## Stated task
Where the word "this" occurs in a line, return that line.
-- Start of Data listing --
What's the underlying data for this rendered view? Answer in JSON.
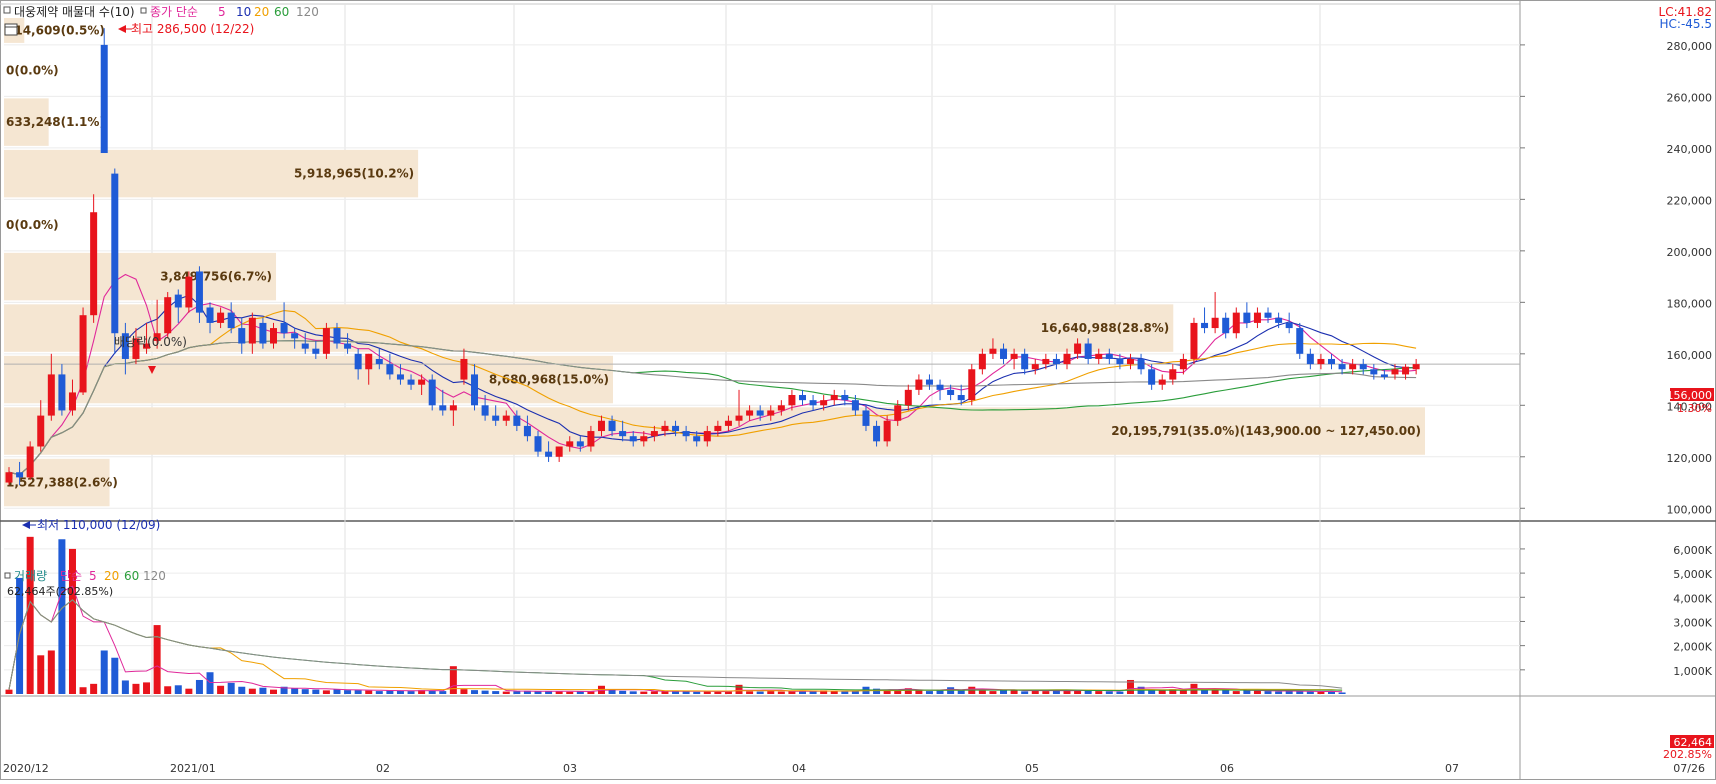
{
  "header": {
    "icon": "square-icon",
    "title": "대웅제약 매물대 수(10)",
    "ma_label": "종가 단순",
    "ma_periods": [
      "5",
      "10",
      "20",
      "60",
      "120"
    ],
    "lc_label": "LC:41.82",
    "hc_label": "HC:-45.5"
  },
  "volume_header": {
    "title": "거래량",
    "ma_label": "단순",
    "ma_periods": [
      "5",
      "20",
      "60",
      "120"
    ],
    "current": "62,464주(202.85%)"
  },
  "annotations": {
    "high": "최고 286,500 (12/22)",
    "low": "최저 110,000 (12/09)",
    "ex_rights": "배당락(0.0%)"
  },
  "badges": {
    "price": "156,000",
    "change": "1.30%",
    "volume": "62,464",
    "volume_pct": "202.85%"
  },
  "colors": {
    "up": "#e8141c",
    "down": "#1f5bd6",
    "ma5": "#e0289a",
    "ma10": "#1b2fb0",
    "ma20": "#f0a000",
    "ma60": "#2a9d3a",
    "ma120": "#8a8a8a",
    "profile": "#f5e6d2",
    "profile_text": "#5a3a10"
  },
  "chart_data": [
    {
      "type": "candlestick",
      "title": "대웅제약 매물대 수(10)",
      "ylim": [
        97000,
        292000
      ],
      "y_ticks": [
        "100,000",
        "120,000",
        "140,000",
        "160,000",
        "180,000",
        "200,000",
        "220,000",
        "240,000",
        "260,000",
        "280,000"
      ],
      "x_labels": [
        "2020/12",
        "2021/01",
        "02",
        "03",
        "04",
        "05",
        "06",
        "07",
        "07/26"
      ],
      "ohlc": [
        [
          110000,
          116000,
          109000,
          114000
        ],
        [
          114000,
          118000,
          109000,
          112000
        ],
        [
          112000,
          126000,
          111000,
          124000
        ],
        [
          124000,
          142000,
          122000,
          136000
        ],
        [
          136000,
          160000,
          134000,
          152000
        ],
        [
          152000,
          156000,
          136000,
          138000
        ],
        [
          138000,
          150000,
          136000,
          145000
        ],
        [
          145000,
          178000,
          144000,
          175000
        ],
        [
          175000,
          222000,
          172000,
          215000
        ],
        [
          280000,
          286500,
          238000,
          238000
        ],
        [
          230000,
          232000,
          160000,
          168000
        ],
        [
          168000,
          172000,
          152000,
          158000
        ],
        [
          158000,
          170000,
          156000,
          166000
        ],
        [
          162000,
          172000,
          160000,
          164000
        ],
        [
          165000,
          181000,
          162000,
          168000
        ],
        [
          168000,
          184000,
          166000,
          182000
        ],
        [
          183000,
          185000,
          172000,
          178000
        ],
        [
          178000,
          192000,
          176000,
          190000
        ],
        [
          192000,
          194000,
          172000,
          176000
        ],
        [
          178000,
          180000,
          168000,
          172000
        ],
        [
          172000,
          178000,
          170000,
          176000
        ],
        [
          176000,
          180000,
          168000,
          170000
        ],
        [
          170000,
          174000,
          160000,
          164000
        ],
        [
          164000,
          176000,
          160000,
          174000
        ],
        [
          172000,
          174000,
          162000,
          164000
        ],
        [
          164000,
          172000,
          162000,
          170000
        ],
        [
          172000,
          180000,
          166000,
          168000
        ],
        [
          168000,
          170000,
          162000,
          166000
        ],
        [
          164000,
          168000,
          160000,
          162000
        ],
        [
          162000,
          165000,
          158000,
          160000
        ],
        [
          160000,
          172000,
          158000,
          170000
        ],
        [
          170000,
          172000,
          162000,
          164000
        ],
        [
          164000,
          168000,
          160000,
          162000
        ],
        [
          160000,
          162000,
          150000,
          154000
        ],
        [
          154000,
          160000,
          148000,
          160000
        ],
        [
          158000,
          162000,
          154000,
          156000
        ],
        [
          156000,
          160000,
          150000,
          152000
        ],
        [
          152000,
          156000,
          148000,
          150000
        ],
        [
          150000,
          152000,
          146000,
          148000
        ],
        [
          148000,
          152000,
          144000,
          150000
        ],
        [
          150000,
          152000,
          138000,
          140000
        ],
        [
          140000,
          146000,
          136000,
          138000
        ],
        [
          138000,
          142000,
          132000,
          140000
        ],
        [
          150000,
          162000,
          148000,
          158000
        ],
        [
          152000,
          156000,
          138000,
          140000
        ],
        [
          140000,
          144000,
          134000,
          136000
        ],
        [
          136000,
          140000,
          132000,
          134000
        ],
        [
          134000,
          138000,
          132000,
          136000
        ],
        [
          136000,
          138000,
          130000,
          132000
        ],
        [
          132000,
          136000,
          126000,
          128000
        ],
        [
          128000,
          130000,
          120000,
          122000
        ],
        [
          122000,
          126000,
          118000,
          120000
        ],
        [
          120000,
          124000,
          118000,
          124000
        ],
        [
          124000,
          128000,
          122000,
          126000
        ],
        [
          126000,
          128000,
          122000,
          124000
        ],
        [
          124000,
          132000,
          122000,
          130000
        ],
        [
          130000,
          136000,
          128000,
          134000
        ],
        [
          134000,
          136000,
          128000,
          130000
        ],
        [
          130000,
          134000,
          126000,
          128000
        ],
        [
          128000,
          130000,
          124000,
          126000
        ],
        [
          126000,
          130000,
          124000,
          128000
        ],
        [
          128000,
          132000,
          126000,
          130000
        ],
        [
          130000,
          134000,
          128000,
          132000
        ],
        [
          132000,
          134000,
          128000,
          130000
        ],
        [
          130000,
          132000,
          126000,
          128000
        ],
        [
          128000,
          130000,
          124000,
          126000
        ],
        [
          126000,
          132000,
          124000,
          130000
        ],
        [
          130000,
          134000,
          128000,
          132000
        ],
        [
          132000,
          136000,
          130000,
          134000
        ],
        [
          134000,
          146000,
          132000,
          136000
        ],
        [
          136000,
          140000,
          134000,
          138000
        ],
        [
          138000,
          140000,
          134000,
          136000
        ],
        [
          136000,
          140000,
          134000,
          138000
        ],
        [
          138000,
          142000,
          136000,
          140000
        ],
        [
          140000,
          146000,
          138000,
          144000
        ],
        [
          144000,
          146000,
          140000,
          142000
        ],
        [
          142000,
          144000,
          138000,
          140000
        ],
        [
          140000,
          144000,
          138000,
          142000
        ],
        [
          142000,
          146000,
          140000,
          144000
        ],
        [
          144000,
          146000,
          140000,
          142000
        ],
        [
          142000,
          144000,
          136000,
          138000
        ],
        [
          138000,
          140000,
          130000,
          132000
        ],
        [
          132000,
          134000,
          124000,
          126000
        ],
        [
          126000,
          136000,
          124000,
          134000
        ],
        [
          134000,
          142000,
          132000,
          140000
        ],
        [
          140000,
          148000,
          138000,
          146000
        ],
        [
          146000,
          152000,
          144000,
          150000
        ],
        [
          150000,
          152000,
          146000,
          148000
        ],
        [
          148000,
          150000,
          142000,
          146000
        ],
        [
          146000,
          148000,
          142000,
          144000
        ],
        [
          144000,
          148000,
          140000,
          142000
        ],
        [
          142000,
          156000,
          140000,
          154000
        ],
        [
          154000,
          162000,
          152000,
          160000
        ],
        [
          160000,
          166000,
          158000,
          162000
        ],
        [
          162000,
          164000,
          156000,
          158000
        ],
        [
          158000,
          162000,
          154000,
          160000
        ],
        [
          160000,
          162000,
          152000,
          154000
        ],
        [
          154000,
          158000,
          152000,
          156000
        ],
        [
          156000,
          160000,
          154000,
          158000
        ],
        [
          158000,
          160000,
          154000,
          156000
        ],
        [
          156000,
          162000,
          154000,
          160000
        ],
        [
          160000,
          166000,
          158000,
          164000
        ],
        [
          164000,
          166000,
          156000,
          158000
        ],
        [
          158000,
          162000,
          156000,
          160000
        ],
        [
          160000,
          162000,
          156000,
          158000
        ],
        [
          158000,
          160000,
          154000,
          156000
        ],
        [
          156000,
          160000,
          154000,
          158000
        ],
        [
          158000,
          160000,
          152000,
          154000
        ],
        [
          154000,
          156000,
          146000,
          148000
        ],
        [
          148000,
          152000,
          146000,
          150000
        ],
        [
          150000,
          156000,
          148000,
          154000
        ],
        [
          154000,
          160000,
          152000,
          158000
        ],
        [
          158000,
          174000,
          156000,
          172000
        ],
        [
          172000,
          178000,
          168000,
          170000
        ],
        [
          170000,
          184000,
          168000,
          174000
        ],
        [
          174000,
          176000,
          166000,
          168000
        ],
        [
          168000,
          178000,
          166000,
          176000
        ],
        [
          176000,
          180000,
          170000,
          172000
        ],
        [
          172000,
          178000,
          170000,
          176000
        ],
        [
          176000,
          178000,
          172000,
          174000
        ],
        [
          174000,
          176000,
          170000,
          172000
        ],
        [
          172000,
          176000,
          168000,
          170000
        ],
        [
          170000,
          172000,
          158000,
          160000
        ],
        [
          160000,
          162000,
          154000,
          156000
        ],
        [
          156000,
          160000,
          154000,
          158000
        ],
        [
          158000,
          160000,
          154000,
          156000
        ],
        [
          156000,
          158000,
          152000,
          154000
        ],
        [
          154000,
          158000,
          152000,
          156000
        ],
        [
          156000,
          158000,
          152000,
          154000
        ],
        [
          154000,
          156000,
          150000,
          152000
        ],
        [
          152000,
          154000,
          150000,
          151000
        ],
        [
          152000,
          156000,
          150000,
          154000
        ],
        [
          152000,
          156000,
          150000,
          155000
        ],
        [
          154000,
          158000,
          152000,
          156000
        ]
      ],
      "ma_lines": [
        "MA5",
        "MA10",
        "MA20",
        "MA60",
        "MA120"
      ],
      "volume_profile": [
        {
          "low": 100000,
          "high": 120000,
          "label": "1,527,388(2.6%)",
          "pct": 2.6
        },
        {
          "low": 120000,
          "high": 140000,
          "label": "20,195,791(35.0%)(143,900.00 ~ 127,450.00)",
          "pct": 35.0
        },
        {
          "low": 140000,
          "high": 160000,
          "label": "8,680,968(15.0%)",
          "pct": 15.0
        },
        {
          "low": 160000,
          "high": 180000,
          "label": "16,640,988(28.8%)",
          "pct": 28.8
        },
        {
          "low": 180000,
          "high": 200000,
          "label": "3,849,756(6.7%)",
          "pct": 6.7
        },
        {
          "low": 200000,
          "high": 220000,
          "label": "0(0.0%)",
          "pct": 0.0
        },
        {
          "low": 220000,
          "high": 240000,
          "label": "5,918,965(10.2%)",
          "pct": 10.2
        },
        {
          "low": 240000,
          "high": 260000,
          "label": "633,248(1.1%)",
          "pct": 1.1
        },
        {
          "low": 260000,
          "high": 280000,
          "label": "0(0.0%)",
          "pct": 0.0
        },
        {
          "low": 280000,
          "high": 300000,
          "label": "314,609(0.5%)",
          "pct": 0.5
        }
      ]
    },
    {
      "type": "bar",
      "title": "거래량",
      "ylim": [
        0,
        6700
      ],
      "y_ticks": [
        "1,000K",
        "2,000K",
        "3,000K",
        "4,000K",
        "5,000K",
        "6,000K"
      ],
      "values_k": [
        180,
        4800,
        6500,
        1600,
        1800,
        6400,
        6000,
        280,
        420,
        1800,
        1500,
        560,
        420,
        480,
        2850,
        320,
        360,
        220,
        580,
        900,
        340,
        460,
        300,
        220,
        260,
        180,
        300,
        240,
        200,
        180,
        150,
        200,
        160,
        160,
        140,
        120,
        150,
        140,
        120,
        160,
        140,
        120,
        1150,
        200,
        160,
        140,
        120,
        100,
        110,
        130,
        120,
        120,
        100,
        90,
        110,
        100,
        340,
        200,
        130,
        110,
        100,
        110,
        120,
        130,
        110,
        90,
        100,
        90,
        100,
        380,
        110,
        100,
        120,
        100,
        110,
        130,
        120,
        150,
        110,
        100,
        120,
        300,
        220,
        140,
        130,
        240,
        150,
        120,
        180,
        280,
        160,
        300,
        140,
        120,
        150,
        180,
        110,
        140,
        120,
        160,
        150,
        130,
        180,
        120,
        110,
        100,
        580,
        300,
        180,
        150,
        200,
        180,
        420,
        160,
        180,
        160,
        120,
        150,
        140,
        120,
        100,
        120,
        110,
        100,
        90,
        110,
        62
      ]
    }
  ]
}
-- End of Data listing --
-- Start of Data listing --
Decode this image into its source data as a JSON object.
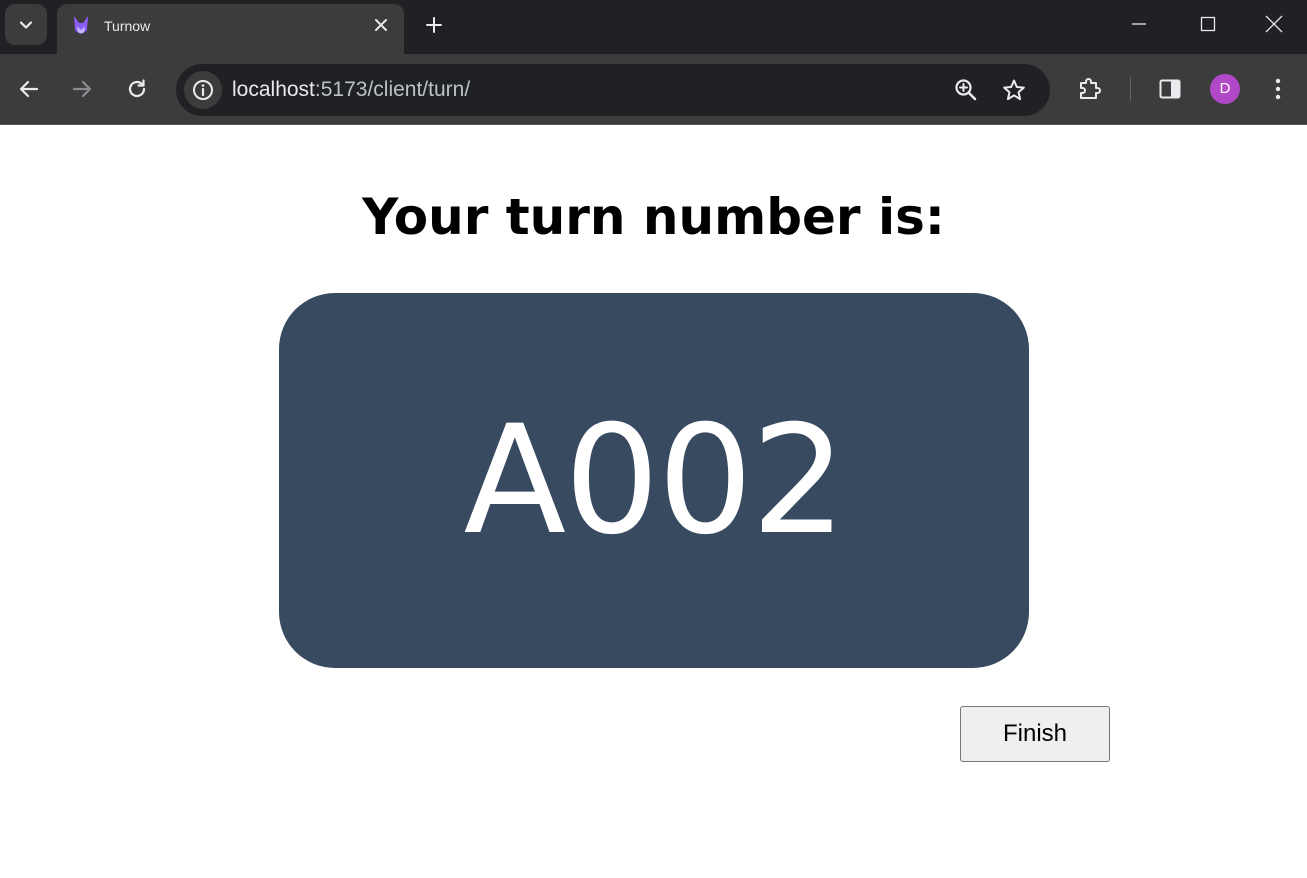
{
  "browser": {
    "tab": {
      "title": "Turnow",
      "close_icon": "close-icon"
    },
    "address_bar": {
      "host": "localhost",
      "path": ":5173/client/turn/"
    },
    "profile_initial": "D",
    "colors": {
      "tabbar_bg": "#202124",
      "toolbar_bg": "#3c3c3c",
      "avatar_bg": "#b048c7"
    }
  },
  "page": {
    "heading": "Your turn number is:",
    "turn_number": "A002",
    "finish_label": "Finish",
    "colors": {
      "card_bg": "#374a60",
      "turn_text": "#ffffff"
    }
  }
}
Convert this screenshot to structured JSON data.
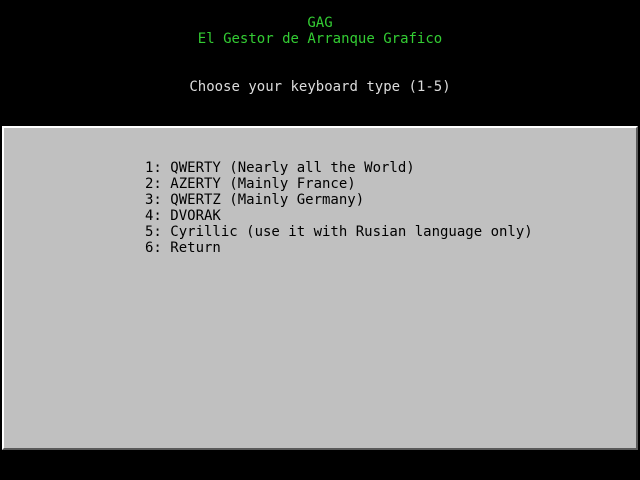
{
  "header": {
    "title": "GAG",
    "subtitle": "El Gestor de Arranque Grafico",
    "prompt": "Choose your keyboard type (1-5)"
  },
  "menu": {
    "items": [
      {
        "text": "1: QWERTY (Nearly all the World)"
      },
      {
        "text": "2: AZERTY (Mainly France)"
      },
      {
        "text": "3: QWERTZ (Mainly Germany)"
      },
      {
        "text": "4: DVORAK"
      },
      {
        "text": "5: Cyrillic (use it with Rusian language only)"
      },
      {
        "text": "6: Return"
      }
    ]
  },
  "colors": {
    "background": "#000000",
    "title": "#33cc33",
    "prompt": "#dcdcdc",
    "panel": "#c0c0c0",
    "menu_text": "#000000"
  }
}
-- End of Data listing --
-- Start of Data listing --
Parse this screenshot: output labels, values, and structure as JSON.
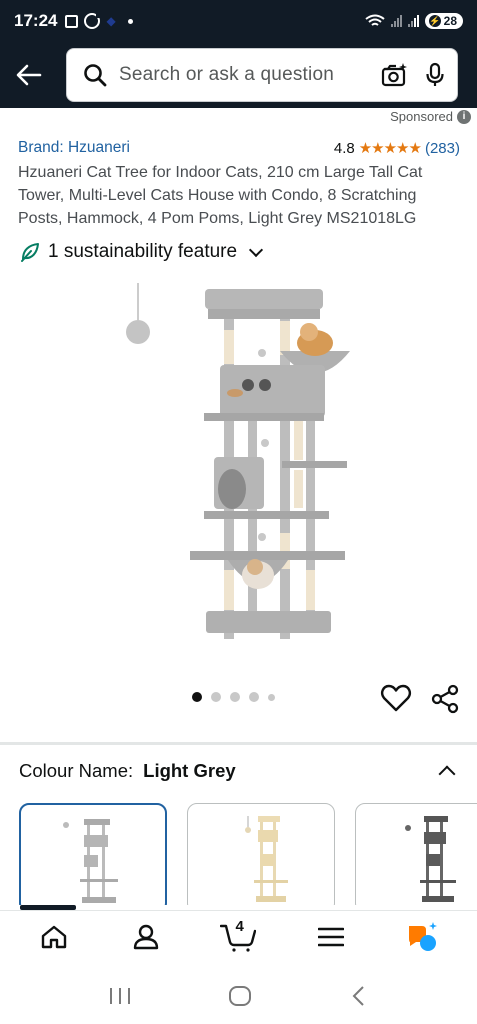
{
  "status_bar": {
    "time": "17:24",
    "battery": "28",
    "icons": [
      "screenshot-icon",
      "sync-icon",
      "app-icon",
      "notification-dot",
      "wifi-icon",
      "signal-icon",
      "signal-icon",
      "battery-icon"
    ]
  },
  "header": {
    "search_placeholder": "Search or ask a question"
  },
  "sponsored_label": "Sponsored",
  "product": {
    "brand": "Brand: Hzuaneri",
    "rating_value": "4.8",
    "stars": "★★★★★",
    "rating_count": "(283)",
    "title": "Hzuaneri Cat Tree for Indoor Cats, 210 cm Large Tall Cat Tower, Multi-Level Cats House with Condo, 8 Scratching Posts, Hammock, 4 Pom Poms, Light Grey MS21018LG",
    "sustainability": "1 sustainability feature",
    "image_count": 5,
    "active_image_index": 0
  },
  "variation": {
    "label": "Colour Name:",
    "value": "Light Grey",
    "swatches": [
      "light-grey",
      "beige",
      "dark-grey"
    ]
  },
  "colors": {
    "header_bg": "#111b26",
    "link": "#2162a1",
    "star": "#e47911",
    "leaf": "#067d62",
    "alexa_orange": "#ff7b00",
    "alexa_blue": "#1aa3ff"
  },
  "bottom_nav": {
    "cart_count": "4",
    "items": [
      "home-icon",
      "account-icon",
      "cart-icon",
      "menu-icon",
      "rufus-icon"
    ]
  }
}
-- End of Data listing --
## Task answer
What's the underlying data for this rendered view? Answer in JSON.
Decode this image into its source data as a JSON object.
Convert this screenshot to structured JSON data.
Parse this screenshot: output labels, values, and structure as JSON.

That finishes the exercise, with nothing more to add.